The task
Filter the listing and keep only the lines with the word "right".

==== Supplied material

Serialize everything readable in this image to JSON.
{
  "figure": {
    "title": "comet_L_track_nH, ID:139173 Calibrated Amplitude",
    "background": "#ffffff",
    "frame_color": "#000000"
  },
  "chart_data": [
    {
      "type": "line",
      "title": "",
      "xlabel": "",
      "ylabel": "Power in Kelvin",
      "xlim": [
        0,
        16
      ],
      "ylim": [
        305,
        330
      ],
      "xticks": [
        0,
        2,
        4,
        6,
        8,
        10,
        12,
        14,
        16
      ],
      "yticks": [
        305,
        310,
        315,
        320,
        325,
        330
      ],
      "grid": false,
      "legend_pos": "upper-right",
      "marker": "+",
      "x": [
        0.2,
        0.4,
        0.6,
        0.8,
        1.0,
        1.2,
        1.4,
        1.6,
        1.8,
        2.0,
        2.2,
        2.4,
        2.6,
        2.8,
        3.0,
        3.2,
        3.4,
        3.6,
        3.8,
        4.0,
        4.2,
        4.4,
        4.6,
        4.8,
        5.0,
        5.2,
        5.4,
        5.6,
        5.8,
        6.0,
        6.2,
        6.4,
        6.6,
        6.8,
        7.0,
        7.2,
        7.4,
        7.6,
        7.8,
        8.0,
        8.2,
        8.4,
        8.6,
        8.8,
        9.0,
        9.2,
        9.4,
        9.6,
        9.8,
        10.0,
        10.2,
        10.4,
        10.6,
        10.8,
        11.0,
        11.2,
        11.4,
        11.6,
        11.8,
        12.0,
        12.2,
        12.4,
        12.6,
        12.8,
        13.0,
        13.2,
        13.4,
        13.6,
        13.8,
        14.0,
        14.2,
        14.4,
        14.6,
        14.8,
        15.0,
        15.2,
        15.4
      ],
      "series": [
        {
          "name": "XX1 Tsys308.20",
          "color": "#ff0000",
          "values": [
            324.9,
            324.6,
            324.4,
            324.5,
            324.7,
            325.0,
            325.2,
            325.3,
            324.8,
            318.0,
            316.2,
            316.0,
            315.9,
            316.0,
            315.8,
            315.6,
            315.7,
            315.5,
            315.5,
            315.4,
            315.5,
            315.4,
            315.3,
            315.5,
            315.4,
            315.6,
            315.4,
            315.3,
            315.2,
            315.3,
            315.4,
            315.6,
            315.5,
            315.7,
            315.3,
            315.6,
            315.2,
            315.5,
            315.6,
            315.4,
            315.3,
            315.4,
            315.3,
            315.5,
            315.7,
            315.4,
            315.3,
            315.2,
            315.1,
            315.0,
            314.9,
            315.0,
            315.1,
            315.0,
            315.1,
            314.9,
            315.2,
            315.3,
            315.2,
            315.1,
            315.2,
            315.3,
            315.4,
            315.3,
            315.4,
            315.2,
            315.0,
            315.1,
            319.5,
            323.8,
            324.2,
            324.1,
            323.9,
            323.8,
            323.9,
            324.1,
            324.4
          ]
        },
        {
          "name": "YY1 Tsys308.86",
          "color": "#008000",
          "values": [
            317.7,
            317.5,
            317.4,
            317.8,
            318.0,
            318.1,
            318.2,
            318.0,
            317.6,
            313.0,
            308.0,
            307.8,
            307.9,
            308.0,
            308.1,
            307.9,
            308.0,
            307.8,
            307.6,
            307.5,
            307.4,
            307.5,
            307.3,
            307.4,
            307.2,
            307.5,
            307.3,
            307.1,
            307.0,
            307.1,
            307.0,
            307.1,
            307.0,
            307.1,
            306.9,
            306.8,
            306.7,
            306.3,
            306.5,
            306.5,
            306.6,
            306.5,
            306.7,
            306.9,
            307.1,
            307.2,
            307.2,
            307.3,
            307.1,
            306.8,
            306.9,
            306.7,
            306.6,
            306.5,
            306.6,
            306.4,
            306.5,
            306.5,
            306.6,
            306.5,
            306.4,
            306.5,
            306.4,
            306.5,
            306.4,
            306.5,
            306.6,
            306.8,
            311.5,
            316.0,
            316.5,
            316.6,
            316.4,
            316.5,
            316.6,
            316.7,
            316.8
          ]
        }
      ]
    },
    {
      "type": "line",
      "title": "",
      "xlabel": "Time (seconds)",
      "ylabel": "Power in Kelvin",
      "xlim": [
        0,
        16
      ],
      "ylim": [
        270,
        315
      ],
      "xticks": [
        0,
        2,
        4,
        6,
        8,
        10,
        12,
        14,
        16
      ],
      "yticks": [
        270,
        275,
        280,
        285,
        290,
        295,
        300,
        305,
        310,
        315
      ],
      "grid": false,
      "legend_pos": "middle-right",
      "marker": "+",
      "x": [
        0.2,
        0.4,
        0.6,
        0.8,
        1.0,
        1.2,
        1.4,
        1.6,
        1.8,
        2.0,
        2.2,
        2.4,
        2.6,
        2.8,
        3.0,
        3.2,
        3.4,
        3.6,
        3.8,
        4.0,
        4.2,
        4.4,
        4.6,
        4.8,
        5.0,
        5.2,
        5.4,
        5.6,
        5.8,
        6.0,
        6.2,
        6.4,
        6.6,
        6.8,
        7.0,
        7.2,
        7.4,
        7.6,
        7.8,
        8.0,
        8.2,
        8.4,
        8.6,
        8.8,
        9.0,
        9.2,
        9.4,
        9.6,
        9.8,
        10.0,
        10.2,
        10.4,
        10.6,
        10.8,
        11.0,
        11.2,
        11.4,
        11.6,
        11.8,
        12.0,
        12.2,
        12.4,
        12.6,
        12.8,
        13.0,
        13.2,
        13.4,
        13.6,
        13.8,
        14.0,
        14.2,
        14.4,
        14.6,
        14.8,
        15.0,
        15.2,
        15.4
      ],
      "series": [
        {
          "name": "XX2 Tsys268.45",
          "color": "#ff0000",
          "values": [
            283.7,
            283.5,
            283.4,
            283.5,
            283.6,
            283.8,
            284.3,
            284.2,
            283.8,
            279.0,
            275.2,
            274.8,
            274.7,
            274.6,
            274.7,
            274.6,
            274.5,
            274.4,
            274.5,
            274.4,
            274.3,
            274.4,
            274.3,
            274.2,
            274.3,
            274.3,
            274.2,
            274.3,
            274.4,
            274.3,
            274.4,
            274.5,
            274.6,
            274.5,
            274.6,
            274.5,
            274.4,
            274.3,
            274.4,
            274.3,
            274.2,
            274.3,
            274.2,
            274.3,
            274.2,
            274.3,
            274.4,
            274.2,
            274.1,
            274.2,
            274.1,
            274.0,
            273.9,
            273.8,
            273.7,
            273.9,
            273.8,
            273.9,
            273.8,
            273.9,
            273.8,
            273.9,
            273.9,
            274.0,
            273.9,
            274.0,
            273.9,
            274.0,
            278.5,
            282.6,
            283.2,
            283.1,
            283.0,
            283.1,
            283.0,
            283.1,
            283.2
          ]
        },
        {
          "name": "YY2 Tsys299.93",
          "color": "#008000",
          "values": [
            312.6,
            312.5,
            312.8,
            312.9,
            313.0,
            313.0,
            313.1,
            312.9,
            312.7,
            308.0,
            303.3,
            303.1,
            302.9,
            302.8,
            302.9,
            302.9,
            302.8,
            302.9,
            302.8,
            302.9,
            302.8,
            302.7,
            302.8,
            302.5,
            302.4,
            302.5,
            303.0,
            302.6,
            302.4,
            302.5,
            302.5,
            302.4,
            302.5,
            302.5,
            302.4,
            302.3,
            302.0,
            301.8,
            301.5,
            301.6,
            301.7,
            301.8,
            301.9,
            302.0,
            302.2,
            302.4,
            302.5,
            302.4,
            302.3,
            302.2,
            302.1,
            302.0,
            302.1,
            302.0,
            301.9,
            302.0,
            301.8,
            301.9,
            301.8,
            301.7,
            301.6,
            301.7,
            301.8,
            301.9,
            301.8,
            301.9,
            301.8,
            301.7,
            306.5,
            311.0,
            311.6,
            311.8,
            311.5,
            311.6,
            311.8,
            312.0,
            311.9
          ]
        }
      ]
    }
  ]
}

========

Reply to the exercise
      "legend_pos": "upper-right",
      "legend_pos": "middle-right",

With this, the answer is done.